» Set task
Find every line in the records below that holds the word "brush", and copy each one.

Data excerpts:
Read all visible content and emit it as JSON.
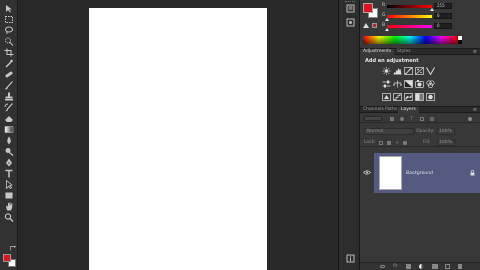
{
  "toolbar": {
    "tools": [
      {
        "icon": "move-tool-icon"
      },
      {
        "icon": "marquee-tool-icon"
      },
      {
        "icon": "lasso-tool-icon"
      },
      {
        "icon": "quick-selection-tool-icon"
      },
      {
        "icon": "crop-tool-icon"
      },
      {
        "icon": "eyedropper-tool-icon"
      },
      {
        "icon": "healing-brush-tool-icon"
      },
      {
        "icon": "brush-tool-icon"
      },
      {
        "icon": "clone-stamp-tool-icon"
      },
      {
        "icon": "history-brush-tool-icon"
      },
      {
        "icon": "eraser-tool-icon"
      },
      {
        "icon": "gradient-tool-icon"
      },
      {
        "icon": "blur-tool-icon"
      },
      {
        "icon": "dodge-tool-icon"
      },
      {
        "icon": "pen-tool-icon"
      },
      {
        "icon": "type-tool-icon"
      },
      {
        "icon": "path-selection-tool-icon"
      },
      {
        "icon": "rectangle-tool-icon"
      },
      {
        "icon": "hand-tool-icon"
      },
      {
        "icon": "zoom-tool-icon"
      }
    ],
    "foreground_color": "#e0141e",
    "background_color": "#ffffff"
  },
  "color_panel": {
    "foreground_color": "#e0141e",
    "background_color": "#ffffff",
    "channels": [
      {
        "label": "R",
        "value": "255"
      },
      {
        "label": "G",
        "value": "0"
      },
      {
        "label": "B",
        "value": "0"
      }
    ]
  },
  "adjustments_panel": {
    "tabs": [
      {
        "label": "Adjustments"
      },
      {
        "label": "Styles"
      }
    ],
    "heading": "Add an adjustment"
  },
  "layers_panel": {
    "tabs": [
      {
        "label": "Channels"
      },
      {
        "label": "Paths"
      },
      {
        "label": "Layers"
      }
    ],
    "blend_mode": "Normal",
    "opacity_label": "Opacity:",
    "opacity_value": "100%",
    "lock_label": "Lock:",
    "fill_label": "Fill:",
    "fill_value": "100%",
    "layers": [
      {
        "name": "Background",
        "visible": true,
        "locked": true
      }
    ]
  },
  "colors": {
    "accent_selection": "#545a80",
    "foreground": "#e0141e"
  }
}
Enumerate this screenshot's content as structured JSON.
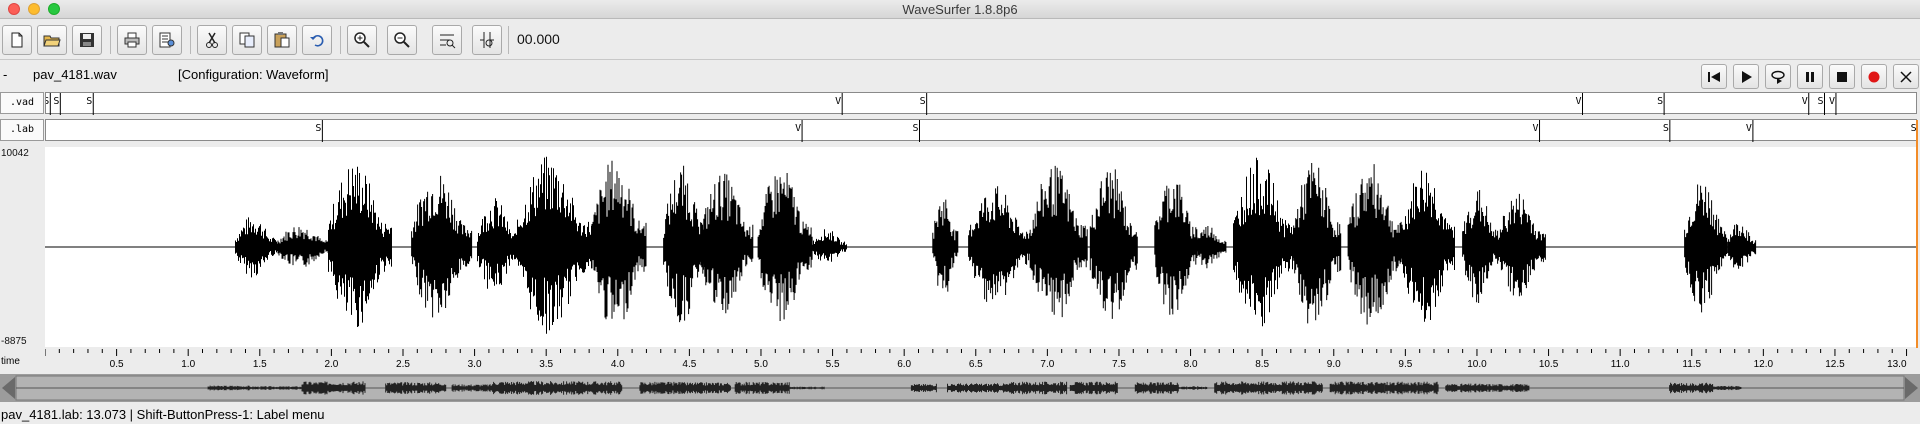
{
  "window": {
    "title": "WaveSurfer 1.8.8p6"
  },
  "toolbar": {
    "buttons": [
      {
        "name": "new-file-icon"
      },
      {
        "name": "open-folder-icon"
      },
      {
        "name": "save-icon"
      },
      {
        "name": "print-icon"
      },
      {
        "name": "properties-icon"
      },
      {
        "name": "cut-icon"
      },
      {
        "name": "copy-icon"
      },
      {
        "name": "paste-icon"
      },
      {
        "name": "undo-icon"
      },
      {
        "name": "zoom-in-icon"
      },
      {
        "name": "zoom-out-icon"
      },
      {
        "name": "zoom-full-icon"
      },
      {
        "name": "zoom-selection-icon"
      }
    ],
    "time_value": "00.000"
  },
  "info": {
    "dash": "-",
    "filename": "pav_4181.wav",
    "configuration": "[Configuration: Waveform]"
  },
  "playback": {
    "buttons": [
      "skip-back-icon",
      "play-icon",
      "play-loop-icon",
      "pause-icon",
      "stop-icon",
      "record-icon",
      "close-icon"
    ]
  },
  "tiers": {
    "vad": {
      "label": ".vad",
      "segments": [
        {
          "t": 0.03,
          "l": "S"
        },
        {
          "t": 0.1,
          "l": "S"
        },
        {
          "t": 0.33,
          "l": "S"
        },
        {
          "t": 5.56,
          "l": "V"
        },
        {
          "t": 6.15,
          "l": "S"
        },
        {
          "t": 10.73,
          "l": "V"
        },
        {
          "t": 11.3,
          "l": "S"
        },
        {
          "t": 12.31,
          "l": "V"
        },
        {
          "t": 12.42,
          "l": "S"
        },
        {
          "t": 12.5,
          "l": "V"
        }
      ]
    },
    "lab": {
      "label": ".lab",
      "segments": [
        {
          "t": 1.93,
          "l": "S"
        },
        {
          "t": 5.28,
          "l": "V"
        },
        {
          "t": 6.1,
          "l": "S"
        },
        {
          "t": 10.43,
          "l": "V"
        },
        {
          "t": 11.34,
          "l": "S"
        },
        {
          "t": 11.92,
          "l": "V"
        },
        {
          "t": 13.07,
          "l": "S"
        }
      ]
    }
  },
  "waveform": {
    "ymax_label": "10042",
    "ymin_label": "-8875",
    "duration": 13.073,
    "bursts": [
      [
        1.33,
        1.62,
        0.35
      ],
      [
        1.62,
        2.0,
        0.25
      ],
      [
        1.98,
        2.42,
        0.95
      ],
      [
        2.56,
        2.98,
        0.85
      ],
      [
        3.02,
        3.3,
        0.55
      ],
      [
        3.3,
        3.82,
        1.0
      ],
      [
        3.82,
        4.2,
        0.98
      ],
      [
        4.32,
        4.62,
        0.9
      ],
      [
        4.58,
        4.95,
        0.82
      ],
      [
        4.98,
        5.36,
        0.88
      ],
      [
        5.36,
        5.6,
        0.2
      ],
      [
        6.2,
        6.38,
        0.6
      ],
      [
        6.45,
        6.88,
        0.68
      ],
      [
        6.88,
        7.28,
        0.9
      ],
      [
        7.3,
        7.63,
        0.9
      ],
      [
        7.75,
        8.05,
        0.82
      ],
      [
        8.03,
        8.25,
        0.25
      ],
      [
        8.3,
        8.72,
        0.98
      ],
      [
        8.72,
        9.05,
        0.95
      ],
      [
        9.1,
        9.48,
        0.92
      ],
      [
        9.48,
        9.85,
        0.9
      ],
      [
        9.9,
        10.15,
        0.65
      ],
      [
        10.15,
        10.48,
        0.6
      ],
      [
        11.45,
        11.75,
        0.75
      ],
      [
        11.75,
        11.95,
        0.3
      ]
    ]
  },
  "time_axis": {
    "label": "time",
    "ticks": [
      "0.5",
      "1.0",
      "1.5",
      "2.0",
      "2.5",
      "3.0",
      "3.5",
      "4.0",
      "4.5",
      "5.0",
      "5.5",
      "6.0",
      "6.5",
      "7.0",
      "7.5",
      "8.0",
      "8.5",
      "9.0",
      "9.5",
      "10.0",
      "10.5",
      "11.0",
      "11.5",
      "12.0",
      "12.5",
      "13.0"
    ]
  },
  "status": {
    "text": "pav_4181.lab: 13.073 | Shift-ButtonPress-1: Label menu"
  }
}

---

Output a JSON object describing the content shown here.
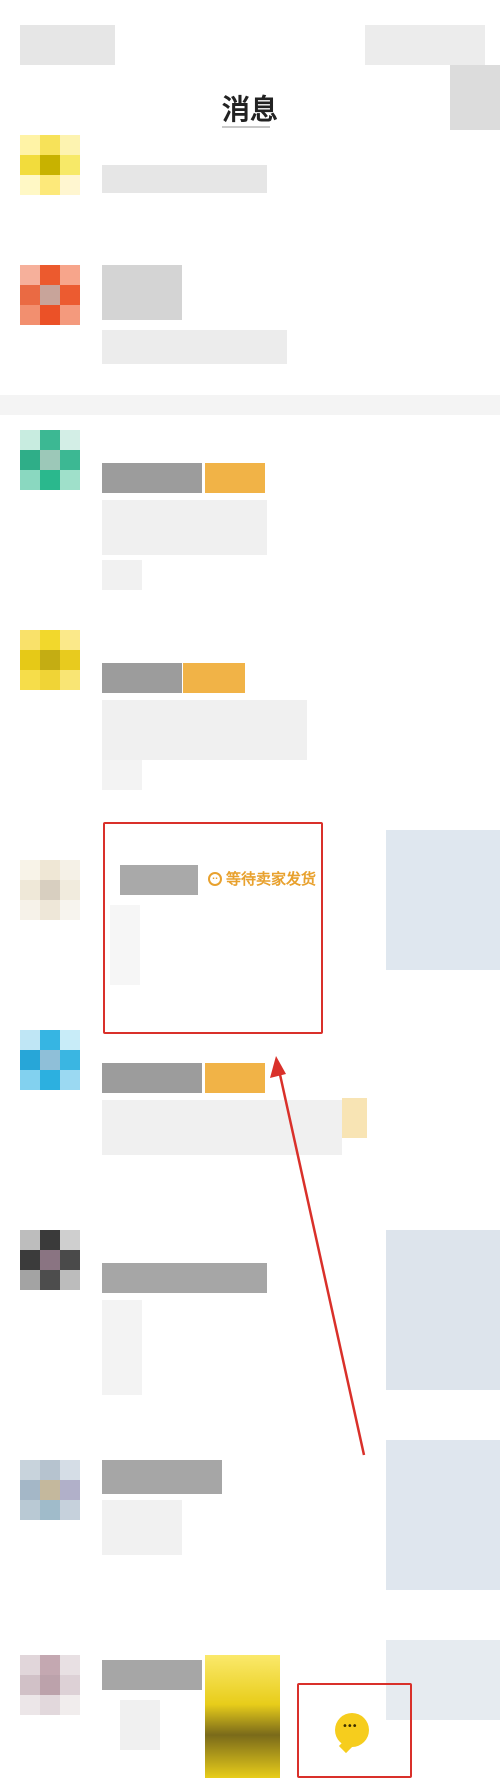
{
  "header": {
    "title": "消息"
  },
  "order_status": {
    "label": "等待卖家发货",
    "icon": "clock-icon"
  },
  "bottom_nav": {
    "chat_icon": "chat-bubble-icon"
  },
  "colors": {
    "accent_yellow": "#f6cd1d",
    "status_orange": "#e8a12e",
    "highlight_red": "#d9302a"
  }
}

» Solved problem
        "icon": "healing-brush-tool-icon"
        "icon": "brush-tool-icon"
        "icon": "history-brush-tool-icon"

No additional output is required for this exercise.